## BEGIN
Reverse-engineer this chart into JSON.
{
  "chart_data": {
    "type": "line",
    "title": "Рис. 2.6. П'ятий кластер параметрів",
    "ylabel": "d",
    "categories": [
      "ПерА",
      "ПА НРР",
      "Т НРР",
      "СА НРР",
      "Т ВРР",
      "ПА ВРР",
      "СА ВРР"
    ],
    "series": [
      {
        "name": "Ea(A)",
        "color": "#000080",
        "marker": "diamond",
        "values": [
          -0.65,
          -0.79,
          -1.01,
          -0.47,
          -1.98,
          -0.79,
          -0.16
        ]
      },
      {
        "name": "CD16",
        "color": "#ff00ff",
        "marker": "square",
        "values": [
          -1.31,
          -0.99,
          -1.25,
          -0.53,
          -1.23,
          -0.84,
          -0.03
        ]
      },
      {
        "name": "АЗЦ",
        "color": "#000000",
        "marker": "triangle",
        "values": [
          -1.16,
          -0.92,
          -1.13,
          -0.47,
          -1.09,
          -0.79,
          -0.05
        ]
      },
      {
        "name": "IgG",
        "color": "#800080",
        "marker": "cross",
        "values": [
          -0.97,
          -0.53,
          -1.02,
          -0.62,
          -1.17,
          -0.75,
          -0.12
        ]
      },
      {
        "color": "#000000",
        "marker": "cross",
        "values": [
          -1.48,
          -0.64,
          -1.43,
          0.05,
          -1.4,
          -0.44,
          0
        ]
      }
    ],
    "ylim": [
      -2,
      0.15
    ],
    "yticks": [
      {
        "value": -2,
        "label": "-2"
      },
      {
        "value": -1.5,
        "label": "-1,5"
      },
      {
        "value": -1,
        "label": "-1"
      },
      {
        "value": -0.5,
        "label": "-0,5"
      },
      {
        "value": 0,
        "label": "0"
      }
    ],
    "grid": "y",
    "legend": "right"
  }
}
## END
◆ Your instructions: Give the entries once more, exactly as they appear.

◆ Written solution:
Reverse-engineer this chart into JSON.
{
  "chart_data": {
    "type": "line",
    "title": "Рис. 2.6. П'ятий кластер параметрів",
    "ylabel": "d",
    "categories": [
      "ПерА",
      "ПА НРР",
      "Т НРР",
      "СА НРР",
      "Т ВРР",
      "ПА ВРР",
      "СА ВРР"
    ],
    "series": [
      {
        "name": "Ea(A)",
        "color": "#000080",
        "marker": "diamond",
        "values": [
          -0.65,
          -0.79,
          -1.01,
          -0.47,
          -1.98,
          -0.79,
          -0.16
        ]
      },
      {
        "name": "CD16",
        "color": "#ff00ff",
        "marker": "square",
        "values": [
          -1.31,
          -0.99,
          -1.25,
          -0.53,
          -1.23,
          -0.84,
          -0.03
        ]
      },
      {
        "name": "АЗЦ",
        "color": "#000000",
        "marker": "triangle",
        "values": [
          -1.16,
          -0.92,
          -1.13,
          -0.47,
          -1.09,
          -0.79,
          -0.05
        ]
      },
      {
        "name": "IgG",
        "color": "#800080",
        "marker": "cross",
        "values": [
          -0.97,
          -0.53,
          -1.02,
          -0.62,
          -1.17,
          -0.75,
          -0.12
        ]
      },
      {
        "color": "#000000",
        "marker": "cross",
        "values": [
          -1.48,
          -0.64,
          -1.43,
          0.05,
          -1.4,
          -0.44,
          0
        ]
      }
    ],
    "ylim": [
      -2,
      0.15
    ],
    "yticks": [
      {
        "value": -2,
        "label": "-2"
      },
      {
        "value": -1.5,
        "label": "-1,5"
      },
      {
        "value": -1,
        "label": "-1"
      },
      {
        "value": -0.5,
        "label": "-0,5"
      },
      {
        "value": 0,
        "label": "0"
      }
    ],
    "grid": "y",
    "legend": "right"
  }
}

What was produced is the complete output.